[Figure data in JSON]
[Start]

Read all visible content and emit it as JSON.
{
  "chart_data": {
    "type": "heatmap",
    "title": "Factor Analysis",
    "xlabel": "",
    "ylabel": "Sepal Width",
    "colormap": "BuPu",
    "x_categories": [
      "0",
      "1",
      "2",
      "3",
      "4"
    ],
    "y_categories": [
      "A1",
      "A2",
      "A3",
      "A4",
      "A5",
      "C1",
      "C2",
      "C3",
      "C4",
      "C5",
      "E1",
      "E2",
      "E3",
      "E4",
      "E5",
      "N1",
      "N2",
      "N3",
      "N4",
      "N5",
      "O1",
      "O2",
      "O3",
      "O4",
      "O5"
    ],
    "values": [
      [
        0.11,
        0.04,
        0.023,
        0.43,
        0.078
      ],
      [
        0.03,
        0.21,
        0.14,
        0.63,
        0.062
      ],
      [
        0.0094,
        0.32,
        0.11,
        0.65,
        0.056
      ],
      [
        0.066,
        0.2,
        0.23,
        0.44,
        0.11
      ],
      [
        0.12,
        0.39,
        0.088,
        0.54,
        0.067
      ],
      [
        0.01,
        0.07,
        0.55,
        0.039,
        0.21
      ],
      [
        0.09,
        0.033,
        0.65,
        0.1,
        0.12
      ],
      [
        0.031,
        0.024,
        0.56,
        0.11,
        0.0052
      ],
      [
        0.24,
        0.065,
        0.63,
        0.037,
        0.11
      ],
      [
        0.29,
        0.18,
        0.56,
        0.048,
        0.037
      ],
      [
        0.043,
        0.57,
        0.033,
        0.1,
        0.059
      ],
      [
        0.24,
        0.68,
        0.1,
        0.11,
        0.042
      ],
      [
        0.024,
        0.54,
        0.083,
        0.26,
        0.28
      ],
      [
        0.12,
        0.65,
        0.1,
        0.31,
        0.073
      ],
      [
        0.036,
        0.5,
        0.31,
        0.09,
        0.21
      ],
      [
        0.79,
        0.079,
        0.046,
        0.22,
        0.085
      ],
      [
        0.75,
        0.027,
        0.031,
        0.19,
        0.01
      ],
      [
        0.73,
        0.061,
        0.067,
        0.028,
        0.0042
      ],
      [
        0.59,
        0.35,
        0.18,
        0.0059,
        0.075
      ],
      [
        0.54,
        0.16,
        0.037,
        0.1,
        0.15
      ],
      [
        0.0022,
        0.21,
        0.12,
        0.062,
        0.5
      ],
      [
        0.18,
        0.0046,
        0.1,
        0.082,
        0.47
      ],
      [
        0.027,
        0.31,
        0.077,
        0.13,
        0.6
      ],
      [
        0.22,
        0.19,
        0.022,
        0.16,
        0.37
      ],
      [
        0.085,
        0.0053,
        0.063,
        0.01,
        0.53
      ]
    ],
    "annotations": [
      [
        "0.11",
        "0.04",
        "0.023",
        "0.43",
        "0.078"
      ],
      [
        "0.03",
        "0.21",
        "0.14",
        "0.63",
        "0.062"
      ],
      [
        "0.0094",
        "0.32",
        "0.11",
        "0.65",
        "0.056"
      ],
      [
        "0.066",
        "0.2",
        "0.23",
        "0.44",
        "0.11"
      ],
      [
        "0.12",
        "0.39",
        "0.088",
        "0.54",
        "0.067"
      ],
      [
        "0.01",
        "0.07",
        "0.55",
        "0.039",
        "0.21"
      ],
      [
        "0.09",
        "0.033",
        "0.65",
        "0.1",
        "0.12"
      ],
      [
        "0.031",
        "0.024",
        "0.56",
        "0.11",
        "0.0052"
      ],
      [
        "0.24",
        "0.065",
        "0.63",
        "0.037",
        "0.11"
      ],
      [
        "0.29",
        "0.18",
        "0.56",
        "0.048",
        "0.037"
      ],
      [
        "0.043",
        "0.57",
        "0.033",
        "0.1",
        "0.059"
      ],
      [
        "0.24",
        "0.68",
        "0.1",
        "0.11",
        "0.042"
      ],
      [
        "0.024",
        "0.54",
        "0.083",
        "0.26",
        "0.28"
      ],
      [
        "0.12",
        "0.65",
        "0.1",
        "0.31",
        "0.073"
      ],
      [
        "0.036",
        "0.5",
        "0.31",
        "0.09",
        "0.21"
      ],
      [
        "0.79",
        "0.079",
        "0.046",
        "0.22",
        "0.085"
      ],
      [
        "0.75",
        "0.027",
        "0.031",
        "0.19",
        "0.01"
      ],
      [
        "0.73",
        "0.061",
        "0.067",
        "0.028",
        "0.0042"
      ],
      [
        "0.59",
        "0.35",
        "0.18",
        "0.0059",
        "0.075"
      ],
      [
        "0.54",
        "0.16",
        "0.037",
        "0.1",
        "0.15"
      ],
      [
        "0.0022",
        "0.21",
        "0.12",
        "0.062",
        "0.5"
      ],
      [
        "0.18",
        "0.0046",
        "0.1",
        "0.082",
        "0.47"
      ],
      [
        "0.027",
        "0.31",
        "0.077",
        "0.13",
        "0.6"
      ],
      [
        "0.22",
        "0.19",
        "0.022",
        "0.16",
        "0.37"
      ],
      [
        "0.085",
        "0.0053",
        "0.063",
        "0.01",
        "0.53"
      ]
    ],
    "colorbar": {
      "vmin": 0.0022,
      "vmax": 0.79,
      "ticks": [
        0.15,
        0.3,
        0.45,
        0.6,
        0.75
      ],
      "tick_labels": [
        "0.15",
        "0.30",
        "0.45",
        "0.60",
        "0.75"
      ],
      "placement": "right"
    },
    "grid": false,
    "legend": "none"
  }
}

[End]

* **Task goal**: Copy down the whole of the data above, matching it exactly.

* **Reply to the exercise**:
Read all visible content and emit it as JSON.
{
  "chart_data": {
    "type": "heatmap",
    "title": "Factor Analysis",
    "xlabel": "",
    "ylabel": "Sepal Width",
    "colormap": "BuPu",
    "x_categories": [
      "0",
      "1",
      "2",
      "3",
      "4"
    ],
    "y_categories": [
      "A1",
      "A2",
      "A3",
      "A4",
      "A5",
      "C1",
      "C2",
      "C3",
      "C4",
      "C5",
      "E1",
      "E2",
      "E3",
      "E4",
      "E5",
      "N1",
      "N2",
      "N3",
      "N4",
      "N5",
      "O1",
      "O2",
      "O3",
      "O4",
      "O5"
    ],
    "values": [
      [
        0.11,
        0.04,
        0.023,
        0.43,
        0.078
      ],
      [
        0.03,
        0.21,
        0.14,
        0.63,
        0.062
      ],
      [
        0.0094,
        0.32,
        0.11,
        0.65,
        0.056
      ],
      [
        0.066,
        0.2,
        0.23,
        0.44,
        0.11
      ],
      [
        0.12,
        0.39,
        0.088,
        0.54,
        0.067
      ],
      [
        0.01,
        0.07,
        0.55,
        0.039,
        0.21
      ],
      [
        0.09,
        0.033,
        0.65,
        0.1,
        0.12
      ],
      [
        0.031,
        0.024,
        0.56,
        0.11,
        0.0052
      ],
      [
        0.24,
        0.065,
        0.63,
        0.037,
        0.11
      ],
      [
        0.29,
        0.18,
        0.56,
        0.048,
        0.037
      ],
      [
        0.043,
        0.57,
        0.033,
        0.1,
        0.059
      ],
      [
        0.24,
        0.68,
        0.1,
        0.11,
        0.042
      ],
      [
        0.024,
        0.54,
        0.083,
        0.26,
        0.28
      ],
      [
        0.12,
        0.65,
        0.1,
        0.31,
        0.073
      ],
      [
        0.036,
        0.5,
        0.31,
        0.09,
        0.21
      ],
      [
        0.79,
        0.079,
        0.046,
        0.22,
        0.085
      ],
      [
        0.75,
        0.027,
        0.031,
        0.19,
        0.01
      ],
      [
        0.73,
        0.061,
        0.067,
        0.028,
        0.0042
      ],
      [
        0.59,
        0.35,
        0.18,
        0.0059,
        0.075
      ],
      [
        0.54,
        0.16,
        0.037,
        0.1,
        0.15
      ],
      [
        0.0022,
        0.21,
        0.12,
        0.062,
        0.5
      ],
      [
        0.18,
        0.0046,
        0.1,
        0.082,
        0.47
      ],
      [
        0.027,
        0.31,
        0.077,
        0.13,
        0.6
      ],
      [
        0.22,
        0.19,
        0.022,
        0.16,
        0.37
      ],
      [
        0.085,
        0.0053,
        0.063,
        0.01,
        0.53
      ]
    ],
    "annotations": [
      [
        "0.11",
        "0.04",
        "0.023",
        "0.43",
        "0.078"
      ],
      [
        "0.03",
        "0.21",
        "0.14",
        "0.63",
        "0.062"
      ],
      [
        "0.0094",
        "0.32",
        "0.11",
        "0.65",
        "0.056"
      ],
      [
        "0.066",
        "0.2",
        "0.23",
        "0.44",
        "0.11"
      ],
      [
        "0.12",
        "0.39",
        "0.088",
        "0.54",
        "0.067"
      ],
      [
        "0.01",
        "0.07",
        "0.55",
        "0.039",
        "0.21"
      ],
      [
        "0.09",
        "0.033",
        "0.65",
        "0.1",
        "0.12"
      ],
      [
        "0.031",
        "0.024",
        "0.56",
        "0.11",
        "0.0052"
      ],
      [
        "0.24",
        "0.065",
        "0.63",
        "0.037",
        "0.11"
      ],
      [
        "0.29",
        "0.18",
        "0.56",
        "0.048",
        "0.037"
      ],
      [
        "0.043",
        "0.57",
        "0.033",
        "0.1",
        "0.059"
      ],
      [
        "0.24",
        "0.68",
        "0.1",
        "0.11",
        "0.042"
      ],
      [
        "0.024",
        "0.54",
        "0.083",
        "0.26",
        "0.28"
      ],
      [
        "0.12",
        "0.65",
        "0.1",
        "0.31",
        "0.073"
      ],
      [
        "0.036",
        "0.5",
        "0.31",
        "0.09",
        "0.21"
      ],
      [
        "0.79",
        "0.079",
        "0.046",
        "0.22",
        "0.085"
      ],
      [
        "0.75",
        "0.027",
        "0.031",
        "0.19",
        "0.01"
      ],
      [
        "0.73",
        "0.061",
        "0.067",
        "0.028",
        "0.0042"
      ],
      [
        "0.59",
        "0.35",
        "0.18",
        "0.0059",
        "0.075"
      ],
      [
        "0.54",
        "0.16",
        "0.037",
        "0.1",
        "0.15"
      ],
      [
        "0.0022",
        "0.21",
        "0.12",
        "0.062",
        "0.5"
      ],
      [
        "0.18",
        "0.0046",
        "0.1",
        "0.082",
        "0.47"
      ],
      [
        "0.027",
        "0.31",
        "0.077",
        "0.13",
        "0.6"
      ],
      [
        "0.22",
        "0.19",
        "0.022",
        "0.16",
        "0.37"
      ],
      [
        "0.085",
        "0.0053",
        "0.063",
        "0.01",
        "0.53"
      ]
    ],
    "colorbar": {
      "vmin": 0.0022,
      "vmax": 0.79,
      "ticks": [
        0.15,
        0.3,
        0.45,
        0.6,
        0.75
      ],
      "tick_labels": [
        "0.15",
        "0.30",
        "0.45",
        "0.60",
        "0.75"
      ],
      "placement": "right"
    },
    "grid": false,
    "legend": "none"
  }
}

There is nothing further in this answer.